Gather, from the listing beneath this task, every line holding the string "intersects".

**Listed entries**:

════════════════════

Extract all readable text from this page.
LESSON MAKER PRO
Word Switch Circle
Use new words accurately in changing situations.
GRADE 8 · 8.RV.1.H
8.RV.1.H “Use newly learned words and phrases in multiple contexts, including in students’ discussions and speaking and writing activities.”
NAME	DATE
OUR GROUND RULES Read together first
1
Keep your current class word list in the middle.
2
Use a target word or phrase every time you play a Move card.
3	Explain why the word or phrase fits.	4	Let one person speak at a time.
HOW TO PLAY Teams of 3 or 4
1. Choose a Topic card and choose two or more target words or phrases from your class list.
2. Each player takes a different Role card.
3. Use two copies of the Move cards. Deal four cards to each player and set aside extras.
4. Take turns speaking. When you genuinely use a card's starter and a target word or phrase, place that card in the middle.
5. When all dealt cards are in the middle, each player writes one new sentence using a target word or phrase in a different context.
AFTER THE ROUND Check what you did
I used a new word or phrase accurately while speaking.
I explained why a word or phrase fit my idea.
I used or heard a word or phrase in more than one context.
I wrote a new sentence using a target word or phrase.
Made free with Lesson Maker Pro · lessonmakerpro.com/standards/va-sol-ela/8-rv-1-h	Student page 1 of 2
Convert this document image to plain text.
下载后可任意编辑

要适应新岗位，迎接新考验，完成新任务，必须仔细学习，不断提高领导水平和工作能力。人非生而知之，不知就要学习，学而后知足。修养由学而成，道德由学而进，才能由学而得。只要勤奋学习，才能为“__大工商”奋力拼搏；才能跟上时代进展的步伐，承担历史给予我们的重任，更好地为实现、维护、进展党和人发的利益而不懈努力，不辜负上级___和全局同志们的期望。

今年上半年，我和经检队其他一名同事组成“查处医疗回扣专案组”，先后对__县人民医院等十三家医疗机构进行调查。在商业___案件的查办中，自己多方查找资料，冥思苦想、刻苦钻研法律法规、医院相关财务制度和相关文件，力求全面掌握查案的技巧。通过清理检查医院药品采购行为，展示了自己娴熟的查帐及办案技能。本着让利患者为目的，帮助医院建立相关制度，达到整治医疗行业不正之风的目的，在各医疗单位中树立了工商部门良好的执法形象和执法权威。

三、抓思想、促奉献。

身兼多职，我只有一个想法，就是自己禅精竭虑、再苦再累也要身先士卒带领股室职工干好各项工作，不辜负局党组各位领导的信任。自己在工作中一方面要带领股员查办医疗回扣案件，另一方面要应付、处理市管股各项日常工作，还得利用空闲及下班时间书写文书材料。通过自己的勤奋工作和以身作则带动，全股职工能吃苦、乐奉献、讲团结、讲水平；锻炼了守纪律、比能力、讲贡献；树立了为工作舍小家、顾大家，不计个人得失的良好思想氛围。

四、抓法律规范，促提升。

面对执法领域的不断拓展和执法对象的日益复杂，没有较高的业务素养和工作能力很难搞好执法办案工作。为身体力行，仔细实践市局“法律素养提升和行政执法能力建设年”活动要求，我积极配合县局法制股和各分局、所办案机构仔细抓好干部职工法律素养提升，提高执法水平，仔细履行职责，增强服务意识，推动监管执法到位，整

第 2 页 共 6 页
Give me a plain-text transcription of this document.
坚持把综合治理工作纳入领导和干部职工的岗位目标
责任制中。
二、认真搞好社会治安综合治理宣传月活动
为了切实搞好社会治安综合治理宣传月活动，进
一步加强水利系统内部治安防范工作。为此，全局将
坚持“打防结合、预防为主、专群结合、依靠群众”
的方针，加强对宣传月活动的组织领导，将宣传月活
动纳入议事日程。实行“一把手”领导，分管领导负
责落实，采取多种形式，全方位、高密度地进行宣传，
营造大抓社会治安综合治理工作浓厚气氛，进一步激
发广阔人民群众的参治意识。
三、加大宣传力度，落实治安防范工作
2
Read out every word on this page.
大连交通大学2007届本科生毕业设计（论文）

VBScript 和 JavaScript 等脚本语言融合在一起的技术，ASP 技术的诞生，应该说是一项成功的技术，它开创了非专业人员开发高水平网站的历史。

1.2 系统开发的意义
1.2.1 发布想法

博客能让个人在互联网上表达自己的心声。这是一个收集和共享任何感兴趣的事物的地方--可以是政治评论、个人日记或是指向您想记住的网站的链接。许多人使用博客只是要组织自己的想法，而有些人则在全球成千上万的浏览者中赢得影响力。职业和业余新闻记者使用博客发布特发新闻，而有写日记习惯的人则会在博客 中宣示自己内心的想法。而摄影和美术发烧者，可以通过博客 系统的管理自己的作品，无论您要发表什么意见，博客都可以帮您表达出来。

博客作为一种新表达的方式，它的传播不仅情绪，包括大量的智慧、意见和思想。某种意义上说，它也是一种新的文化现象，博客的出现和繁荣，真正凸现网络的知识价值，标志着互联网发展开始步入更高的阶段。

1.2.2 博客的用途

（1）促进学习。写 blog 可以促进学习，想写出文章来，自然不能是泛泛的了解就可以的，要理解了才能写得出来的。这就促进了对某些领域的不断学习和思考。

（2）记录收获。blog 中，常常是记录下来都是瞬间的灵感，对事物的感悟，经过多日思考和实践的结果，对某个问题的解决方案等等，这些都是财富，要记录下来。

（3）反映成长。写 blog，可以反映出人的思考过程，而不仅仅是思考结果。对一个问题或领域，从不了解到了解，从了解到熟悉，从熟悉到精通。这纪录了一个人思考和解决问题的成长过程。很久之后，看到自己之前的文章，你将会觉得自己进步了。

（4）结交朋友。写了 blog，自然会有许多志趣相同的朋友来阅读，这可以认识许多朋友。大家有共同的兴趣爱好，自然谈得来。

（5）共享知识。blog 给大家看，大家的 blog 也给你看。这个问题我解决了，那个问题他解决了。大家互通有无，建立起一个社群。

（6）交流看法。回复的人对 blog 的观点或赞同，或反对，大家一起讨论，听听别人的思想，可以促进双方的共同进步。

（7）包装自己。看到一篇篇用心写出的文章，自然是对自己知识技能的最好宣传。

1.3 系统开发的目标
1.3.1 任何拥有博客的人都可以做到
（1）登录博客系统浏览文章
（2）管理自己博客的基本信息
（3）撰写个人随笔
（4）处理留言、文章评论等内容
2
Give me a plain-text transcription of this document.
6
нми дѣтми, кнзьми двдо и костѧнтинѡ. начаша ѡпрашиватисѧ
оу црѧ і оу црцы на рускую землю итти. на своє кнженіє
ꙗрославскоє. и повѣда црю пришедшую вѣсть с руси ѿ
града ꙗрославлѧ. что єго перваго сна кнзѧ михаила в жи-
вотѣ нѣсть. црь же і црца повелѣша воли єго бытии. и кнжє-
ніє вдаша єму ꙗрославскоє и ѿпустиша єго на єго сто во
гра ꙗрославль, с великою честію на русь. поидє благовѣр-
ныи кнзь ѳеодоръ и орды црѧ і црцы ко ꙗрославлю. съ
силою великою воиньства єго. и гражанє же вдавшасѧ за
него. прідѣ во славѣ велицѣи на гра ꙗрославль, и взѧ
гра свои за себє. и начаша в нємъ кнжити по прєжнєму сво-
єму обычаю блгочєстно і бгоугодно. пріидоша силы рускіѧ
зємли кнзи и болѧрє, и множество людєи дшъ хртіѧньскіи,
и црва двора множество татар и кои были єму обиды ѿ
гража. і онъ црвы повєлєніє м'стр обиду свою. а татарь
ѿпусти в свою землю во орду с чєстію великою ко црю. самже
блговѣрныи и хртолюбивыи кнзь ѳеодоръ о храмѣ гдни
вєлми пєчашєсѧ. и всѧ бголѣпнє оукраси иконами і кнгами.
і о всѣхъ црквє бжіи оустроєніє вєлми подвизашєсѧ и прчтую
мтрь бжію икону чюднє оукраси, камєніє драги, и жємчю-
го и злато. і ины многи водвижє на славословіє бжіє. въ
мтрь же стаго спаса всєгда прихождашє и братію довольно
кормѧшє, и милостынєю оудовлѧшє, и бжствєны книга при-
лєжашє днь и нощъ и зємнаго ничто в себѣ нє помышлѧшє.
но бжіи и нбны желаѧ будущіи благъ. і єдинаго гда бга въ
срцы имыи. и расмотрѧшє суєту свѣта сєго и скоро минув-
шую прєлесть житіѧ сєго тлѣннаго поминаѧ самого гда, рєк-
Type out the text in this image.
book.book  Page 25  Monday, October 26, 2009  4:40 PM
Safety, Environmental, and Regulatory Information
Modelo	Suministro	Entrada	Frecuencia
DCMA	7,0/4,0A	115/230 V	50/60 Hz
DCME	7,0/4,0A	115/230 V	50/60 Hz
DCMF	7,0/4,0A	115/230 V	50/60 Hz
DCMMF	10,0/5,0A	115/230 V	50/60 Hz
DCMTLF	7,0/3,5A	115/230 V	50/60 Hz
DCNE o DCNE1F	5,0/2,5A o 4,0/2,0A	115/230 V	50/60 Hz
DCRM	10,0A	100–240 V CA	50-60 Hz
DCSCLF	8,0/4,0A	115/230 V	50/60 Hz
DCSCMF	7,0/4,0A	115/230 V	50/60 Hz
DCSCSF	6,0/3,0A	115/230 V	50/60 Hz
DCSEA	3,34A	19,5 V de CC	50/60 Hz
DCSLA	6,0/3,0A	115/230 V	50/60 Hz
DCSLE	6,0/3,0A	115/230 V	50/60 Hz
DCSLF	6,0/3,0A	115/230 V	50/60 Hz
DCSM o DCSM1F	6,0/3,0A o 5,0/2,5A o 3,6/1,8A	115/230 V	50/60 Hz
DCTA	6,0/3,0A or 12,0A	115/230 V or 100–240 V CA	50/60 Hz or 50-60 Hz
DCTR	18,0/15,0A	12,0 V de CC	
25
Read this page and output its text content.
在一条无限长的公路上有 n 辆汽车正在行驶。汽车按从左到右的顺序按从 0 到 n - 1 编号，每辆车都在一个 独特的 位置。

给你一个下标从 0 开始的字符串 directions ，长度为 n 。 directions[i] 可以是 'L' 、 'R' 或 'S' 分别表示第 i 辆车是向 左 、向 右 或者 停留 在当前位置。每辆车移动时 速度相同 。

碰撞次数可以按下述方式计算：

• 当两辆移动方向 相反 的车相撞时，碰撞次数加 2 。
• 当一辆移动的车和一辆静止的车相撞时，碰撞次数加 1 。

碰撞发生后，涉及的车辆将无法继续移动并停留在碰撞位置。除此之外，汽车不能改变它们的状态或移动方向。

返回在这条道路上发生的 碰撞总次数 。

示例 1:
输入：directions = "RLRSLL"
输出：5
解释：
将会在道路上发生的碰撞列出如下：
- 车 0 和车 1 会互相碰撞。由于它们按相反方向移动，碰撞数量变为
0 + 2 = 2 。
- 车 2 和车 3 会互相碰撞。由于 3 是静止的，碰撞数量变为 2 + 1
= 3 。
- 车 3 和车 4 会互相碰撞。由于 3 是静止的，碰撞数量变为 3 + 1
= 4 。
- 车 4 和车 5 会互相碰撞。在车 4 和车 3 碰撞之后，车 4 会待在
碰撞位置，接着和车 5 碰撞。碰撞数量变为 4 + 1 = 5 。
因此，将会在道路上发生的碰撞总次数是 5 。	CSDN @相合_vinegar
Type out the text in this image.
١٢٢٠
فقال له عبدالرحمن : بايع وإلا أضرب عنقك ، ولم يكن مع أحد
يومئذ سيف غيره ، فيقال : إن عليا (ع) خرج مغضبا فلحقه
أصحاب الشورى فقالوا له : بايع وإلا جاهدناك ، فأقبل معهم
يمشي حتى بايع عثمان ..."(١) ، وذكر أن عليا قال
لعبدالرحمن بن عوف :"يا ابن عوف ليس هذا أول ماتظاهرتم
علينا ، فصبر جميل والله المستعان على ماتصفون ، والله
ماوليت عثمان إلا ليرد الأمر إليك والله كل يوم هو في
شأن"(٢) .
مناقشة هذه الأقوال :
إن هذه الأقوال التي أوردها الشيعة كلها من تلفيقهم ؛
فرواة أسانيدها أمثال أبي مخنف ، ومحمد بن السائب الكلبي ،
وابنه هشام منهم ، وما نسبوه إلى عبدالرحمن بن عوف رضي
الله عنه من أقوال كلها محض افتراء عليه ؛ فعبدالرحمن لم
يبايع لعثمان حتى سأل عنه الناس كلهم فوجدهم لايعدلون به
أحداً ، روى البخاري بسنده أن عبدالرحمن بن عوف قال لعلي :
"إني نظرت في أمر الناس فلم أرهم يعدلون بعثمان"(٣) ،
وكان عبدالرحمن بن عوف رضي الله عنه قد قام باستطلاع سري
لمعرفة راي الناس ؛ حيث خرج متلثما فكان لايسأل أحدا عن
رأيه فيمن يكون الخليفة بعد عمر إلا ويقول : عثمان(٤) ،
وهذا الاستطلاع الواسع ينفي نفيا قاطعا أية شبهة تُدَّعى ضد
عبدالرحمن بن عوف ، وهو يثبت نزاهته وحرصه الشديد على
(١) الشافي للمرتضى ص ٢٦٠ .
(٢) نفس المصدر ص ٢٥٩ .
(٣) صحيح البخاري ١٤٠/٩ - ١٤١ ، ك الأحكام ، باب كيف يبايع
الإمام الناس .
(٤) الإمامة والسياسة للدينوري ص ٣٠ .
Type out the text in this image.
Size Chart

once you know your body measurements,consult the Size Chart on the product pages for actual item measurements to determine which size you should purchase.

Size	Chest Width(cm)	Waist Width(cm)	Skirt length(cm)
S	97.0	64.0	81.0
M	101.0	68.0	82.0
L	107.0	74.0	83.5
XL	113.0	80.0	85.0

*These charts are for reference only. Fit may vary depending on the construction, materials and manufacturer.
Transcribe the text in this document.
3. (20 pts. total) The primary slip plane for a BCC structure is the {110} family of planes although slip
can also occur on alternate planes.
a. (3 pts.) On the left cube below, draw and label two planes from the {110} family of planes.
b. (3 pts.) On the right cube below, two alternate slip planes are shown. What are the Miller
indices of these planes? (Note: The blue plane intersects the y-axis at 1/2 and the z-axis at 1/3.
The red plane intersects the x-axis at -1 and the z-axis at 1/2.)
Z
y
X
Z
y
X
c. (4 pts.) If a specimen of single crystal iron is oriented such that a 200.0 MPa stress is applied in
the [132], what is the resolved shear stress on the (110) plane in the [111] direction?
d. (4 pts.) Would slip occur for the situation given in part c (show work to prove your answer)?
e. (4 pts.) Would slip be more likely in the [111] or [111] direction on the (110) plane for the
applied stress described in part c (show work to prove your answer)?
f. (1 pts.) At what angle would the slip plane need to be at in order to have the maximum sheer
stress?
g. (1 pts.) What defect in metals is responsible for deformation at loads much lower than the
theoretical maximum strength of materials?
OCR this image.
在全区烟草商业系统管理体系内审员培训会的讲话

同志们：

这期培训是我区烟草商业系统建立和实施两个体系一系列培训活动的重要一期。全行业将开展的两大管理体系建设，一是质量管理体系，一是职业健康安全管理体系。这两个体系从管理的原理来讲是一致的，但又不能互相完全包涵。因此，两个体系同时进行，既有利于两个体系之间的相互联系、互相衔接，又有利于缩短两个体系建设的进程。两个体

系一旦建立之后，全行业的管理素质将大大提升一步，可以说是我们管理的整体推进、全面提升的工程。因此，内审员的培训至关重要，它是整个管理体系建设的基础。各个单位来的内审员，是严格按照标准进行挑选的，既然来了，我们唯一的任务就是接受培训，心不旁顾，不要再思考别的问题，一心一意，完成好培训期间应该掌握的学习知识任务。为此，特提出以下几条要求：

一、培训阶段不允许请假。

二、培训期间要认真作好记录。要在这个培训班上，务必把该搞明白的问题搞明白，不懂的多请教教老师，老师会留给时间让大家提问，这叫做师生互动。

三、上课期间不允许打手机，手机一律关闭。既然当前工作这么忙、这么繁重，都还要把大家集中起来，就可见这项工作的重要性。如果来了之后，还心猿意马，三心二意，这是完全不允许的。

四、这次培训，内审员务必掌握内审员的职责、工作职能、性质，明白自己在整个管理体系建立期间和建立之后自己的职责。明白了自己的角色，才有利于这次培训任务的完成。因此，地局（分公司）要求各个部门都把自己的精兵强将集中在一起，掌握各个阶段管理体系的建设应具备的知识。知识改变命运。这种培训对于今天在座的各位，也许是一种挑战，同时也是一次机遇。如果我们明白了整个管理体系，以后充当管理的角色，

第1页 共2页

════════════════════

**Task output**:
indices of these planes? (Note: The blue plane intersects the y-axis at 1/2 and the z-axis at 1/3.
The red plane intersects the x-axis at -1 and the z-axis at 1/2.)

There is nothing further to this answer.